[Problem requirements]: Extract the lines that carry the string "Water" from the listing.

- - -

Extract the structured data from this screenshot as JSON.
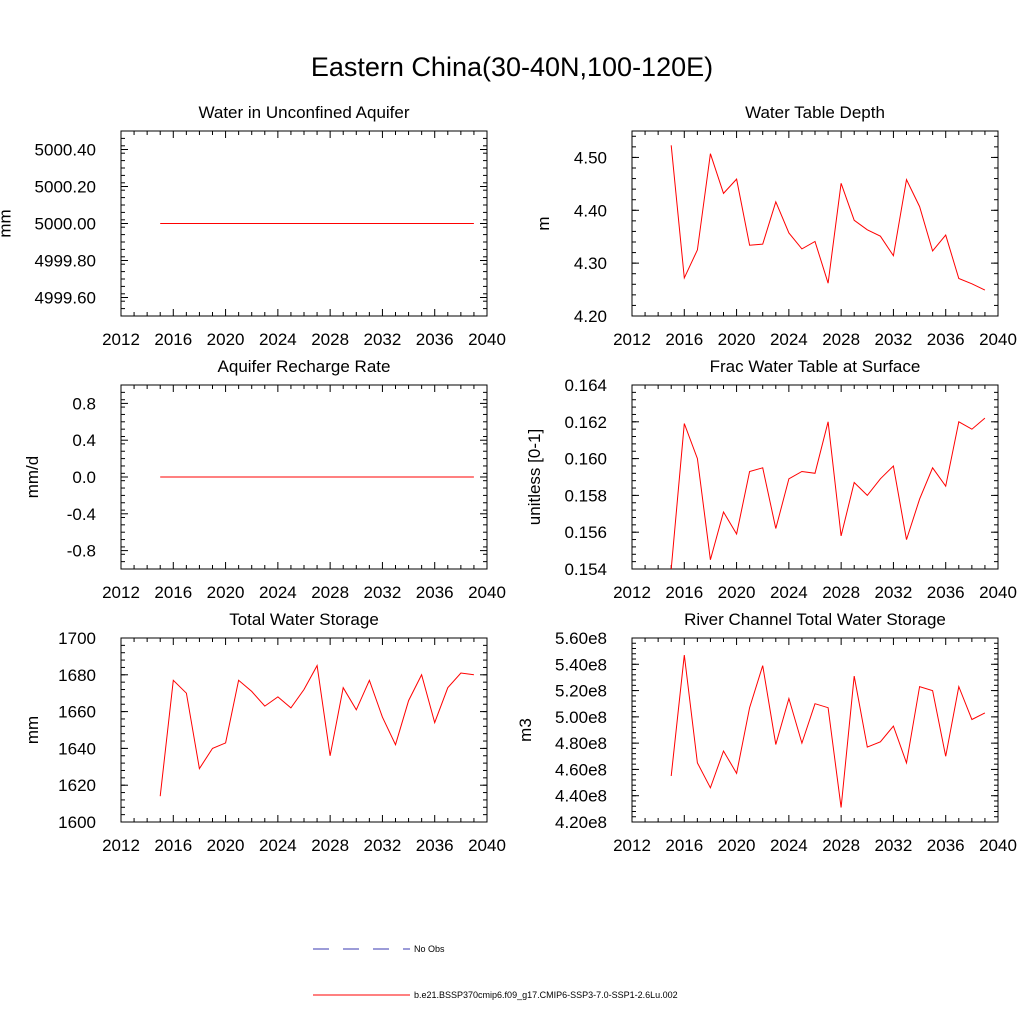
{
  "figure": {
    "title": "Eastern China(30-40N,100-120E)",
    "line_color": "#ff0000",
    "obs_color": "#3a3ab0"
  },
  "legend": {
    "obs_label": "No Obs",
    "model_label": "b.e21.BSSP370cmip6.f09_g17.CMIP6-SSP3-7.0-SSP1-2.6Lu.002"
  },
  "chart_data": [
    {
      "type": "line",
      "title": "Water in Unconfined Aquifer",
      "ylabel": "mm",
      "xlim": [
        2012,
        2040
      ],
      "ylim": [
        4999.5,
        5000.5
      ],
      "xticks": [
        2012,
        2016,
        2020,
        2024,
        2028,
        2032,
        2036,
        2040
      ],
      "yticks": [
        4999.6,
        4999.8,
        5000.0,
        5000.2,
        5000.4
      ],
      "ytick_labels": [
        "4999.60",
        "4999.80",
        "5000.00",
        "5000.20",
        "5000.40"
      ],
      "x": [
        2015,
        2016,
        2017,
        2018,
        2019,
        2020,
        2021,
        2022,
        2023,
        2024,
        2025,
        2026,
        2027,
        2028,
        2029,
        2030,
        2031,
        2032,
        2033,
        2034,
        2035,
        2036,
        2037,
        2038,
        2039
      ],
      "series": [
        {
          "values": [
            5000,
            5000,
            5000,
            5000,
            5000,
            5000,
            5000,
            5000,
            5000,
            5000,
            5000,
            5000,
            5000,
            5000,
            5000,
            5000,
            5000,
            5000,
            5000,
            5000,
            5000,
            5000,
            5000,
            5000,
            5000
          ]
        }
      ]
    },
    {
      "type": "line",
      "title": "Water Table Depth",
      "ylabel": "m",
      "xlim": [
        2012,
        2040
      ],
      "ylim": [
        4.2,
        4.55
      ],
      "xticks": [
        2012,
        2016,
        2020,
        2024,
        2028,
        2032,
        2036,
        2040
      ],
      "yticks": [
        4.2,
        4.3,
        4.4,
        4.5
      ],
      "ytick_labels": [
        "4.20",
        "4.30",
        "4.40",
        "4.50"
      ],
      "x": [
        2015,
        2016,
        2017,
        2018,
        2019,
        2020,
        2021,
        2022,
        2023,
        2024,
        2025,
        2026,
        2027,
        2028,
        2029,
        2030,
        2031,
        2032,
        2033,
        2034,
        2035,
        2036,
        2037,
        2038,
        2039
      ],
      "series": [
        {
          "values": [
            4.523,
            4.272,
            4.325,
            4.507,
            4.432,
            4.459,
            4.334,
            4.336,
            4.416,
            4.357,
            4.327,
            4.341,
            4.262,
            4.451,
            4.381,
            4.363,
            4.351,
            4.314,
            4.458,
            4.407,
            4.323,
            4.353,
            4.271,
            4.261,
            4.249
          ]
        }
      ]
    },
    {
      "type": "line",
      "title": "Aquifer Recharge Rate",
      "ylabel": "mm/d",
      "xlim": [
        2012,
        2040
      ],
      "ylim": [
        -1.0,
        1.0
      ],
      "xticks": [
        2012,
        2016,
        2020,
        2024,
        2028,
        2032,
        2036,
        2040
      ],
      "yticks": [
        -0.8,
        -0.4,
        0.0,
        0.4,
        0.8
      ],
      "ytick_labels": [
        "-0.8",
        "-0.4",
        "0.0",
        "0.4",
        "0.8"
      ],
      "x": [
        2015,
        2016,
        2017,
        2018,
        2019,
        2020,
        2021,
        2022,
        2023,
        2024,
        2025,
        2026,
        2027,
        2028,
        2029,
        2030,
        2031,
        2032,
        2033,
        2034,
        2035,
        2036,
        2037,
        2038,
        2039
      ],
      "series": [
        {
          "values": [
            0,
            0,
            0,
            0,
            0,
            0,
            0,
            0,
            0,
            0,
            0,
            0,
            0,
            0,
            0,
            0,
            0,
            0,
            0,
            0,
            0,
            0,
            0,
            0,
            0
          ]
        }
      ]
    },
    {
      "type": "line",
      "title": "Frac Water Table at Surface",
      "ylabel": "unitless [0-1]",
      "xlim": [
        2012,
        2040
      ],
      "ylim": [
        0.154,
        0.164
      ],
      "xticks": [
        2012,
        2016,
        2020,
        2024,
        2028,
        2032,
        2036,
        2040
      ],
      "yticks": [
        0.154,
        0.156,
        0.158,
        0.16,
        0.162,
        0.164
      ],
      "ytick_labels": [
        "0.154",
        "0.156",
        "0.158",
        "0.160",
        "0.162",
        "0.164"
      ],
      "x": [
        2015,
        2016,
        2017,
        2018,
        2019,
        2020,
        2021,
        2022,
        2023,
        2024,
        2025,
        2026,
        2027,
        2028,
        2029,
        2030,
        2031,
        2032,
        2033,
        2034,
        2035,
        2036,
        2037,
        2038,
        2039
      ],
      "series": [
        {
          "values": [
            0.154,
            0.1619,
            0.16,
            0.1545,
            0.1571,
            0.1559,
            0.1593,
            0.1595,
            0.1562,
            0.1589,
            0.1593,
            0.1592,
            0.162,
            0.1558,
            0.1587,
            0.158,
            0.1589,
            0.1596,
            0.1556,
            0.1578,
            0.1595,
            0.1585,
            0.162,
            0.1616,
            0.1622
          ]
        }
      ]
    },
    {
      "type": "line",
      "title": "Total Water Storage",
      "ylabel": "mm",
      "xlim": [
        2012,
        2040
      ],
      "ylim": [
        1600,
        1700
      ],
      "xticks": [
        2012,
        2016,
        2020,
        2024,
        2028,
        2032,
        2036,
        2040
      ],
      "yticks": [
        1600,
        1620,
        1640,
        1660,
        1680,
        1700
      ],
      "ytick_labels": [
        "1600",
        "1620",
        "1640",
        "1660",
        "1680",
        "1700"
      ],
      "x": [
        2015,
        2016,
        2017,
        2018,
        2019,
        2020,
        2021,
        2022,
        2023,
        2024,
        2025,
        2026,
        2027,
        2028,
        2029,
        2030,
        2031,
        2032,
        2033,
        2034,
        2035,
        2036,
        2037,
        2038,
        2039
      ],
      "series": [
        {
          "values": [
            1614,
            1677,
            1670,
            1629,
            1640,
            1643,
            1677,
            1671,
            1663,
            1668,
            1662,
            1672,
            1685,
            1636,
            1673,
            1661,
            1677,
            1657,
            1642,
            1666,
            1680,
            1654,
            1673,
            1681,
            1680
          ]
        }
      ]
    },
    {
      "type": "line",
      "title": "River Channel Total Water Storage",
      "ylabel": "m3",
      "xlim": [
        2012,
        2040
      ],
      "ylim": [
        420000000,
        560000000
      ],
      "xticks": [
        2012,
        2016,
        2020,
        2024,
        2028,
        2032,
        2036,
        2040
      ],
      "yticks": [
        420000000,
        440000000,
        460000000,
        480000000,
        500000000,
        520000000,
        540000000,
        560000000
      ],
      "ytick_labels": [
        "4.20e8",
        "4.40e8",
        "4.60e8",
        "4.80e8",
        "5.00e8",
        "5.20e8",
        "5.40e8",
        "5.60e8"
      ],
      "x": [
        2015,
        2016,
        2017,
        2018,
        2019,
        2020,
        2021,
        2022,
        2023,
        2024,
        2025,
        2026,
        2027,
        2028,
        2029,
        2030,
        2031,
        2032,
        2033,
        2034,
        2035,
        2036,
        2037,
        2038,
        2039
      ],
      "series": [
        {
          "values": [
            455000000,
            547000000,
            465000000,
            446000000,
            474000000,
            457000000,
            507000000,
            539000000,
            479000000,
            514000000,
            480000000,
            510000000,
            507000000,
            431000000,
            531000000,
            477000000,
            481000000,
            493000000,
            465000000,
            523000000,
            520000000,
            470000000,
            523000000,
            498000000,
            503000000
          ]
        }
      ]
    }
  ]
}
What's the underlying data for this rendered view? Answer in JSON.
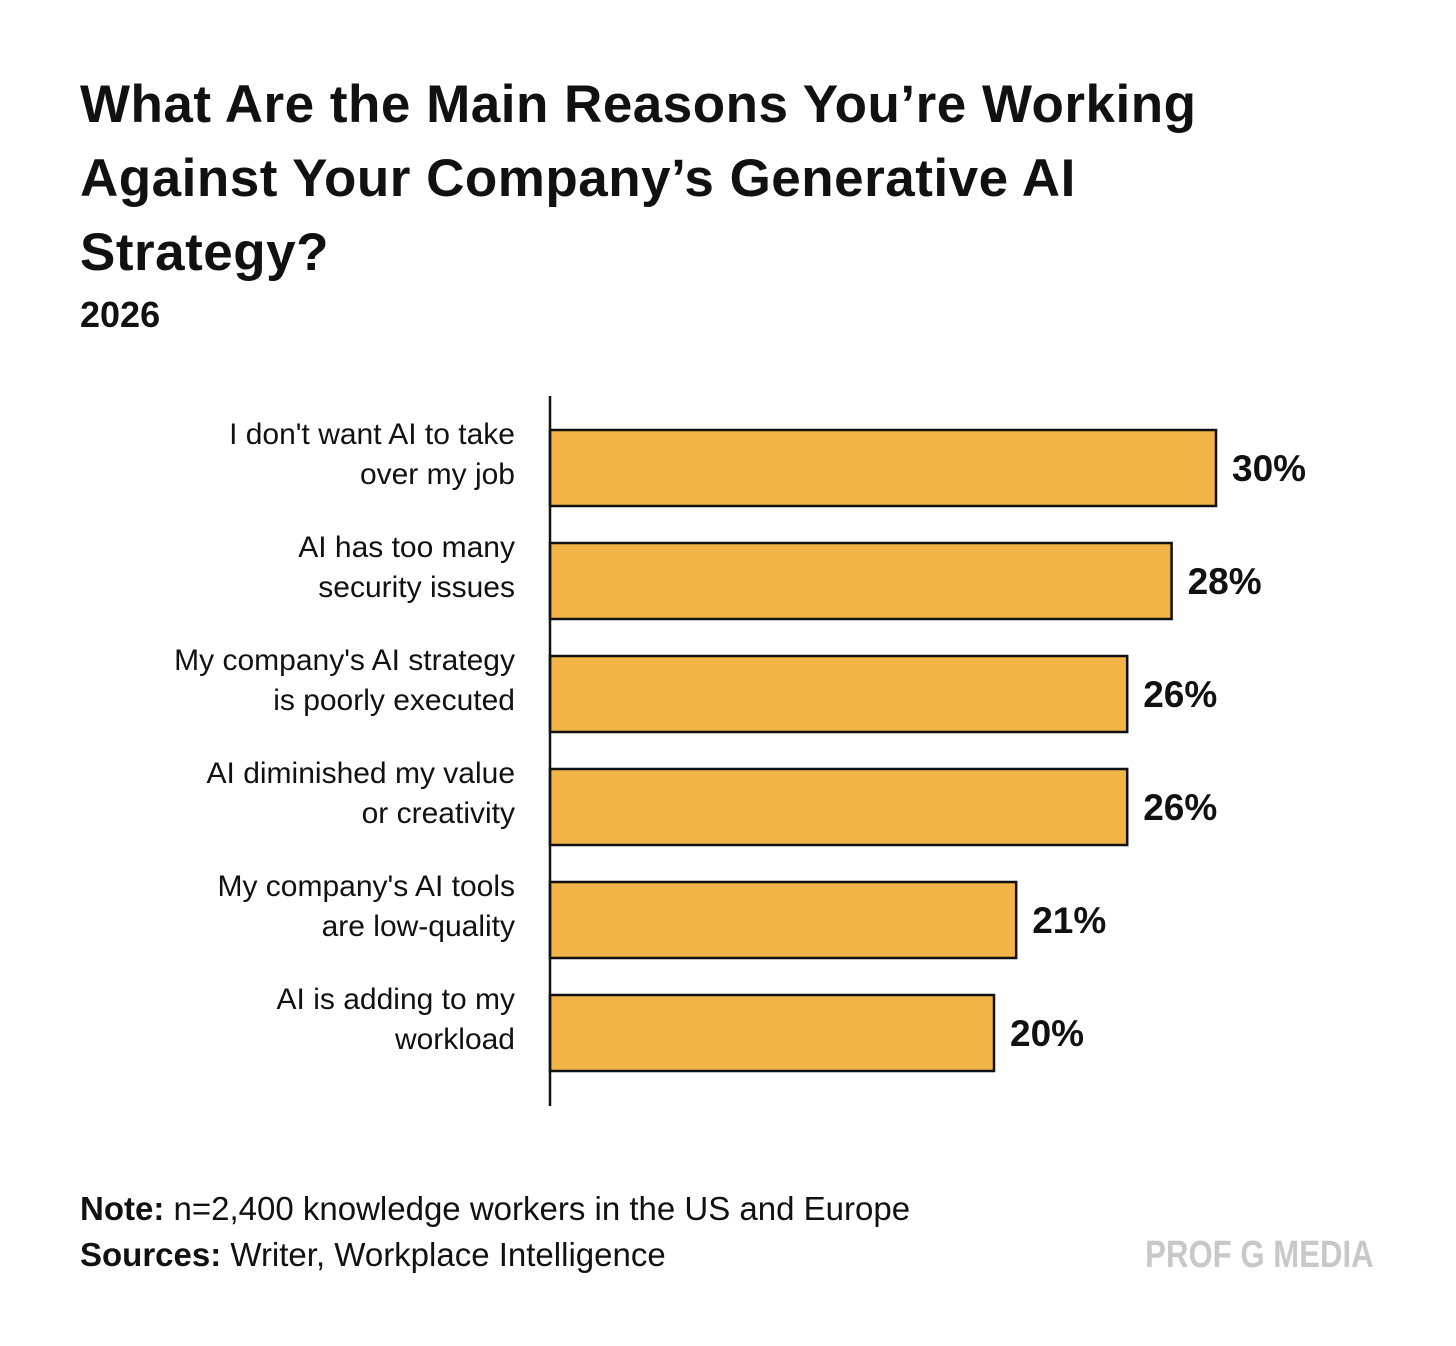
{
  "chart_data": {
    "type": "bar",
    "orientation": "horizontal",
    "title": "What Are the Main Reasons You’re Working Against Your Company’s Generative AI Strategy?",
    "subtitle": "2026",
    "categories": [
      [
        "I don't want AI to take",
        "over my job"
      ],
      [
        "AI has too many",
        "security issues"
      ],
      [
        "My company's AI strategy",
        "is poorly executed"
      ],
      [
        "AI diminished my value",
        "or creativity"
      ],
      [
        "My company's AI tools",
        "are low-quality"
      ],
      [
        "AI is adding to my",
        "workload"
      ]
    ],
    "values": [
      30,
      28,
      26,
      26,
      21,
      20
    ],
    "value_labels": [
      "30%",
      "28%",
      "26%",
      "26%",
      "21%",
      "20%"
    ],
    "xlim": [
      0,
      30
    ],
    "grid": false,
    "legend": "none",
    "bar_color": "#F2B446",
    "bar_outline": "#111111"
  },
  "footer": {
    "note_label": "Note:",
    "note_text": " n=2,400 knowledge workers in the US and Europe",
    "sources_label": "Sources:",
    "sources_text": " Writer, Workplace Intelligence"
  },
  "brand": {
    "text": "PROF G MEDIA",
    "color": "#C8C8C8"
  }
}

- - -

[Response to the task]:
      "title": "Water in Unconfined Aquifer",
      "title": "Water Table Depth",
      "title": "Frac Water Table at Surface",
      "title": "Total Water Storage",
      "title": "River Channel Total Water Storage",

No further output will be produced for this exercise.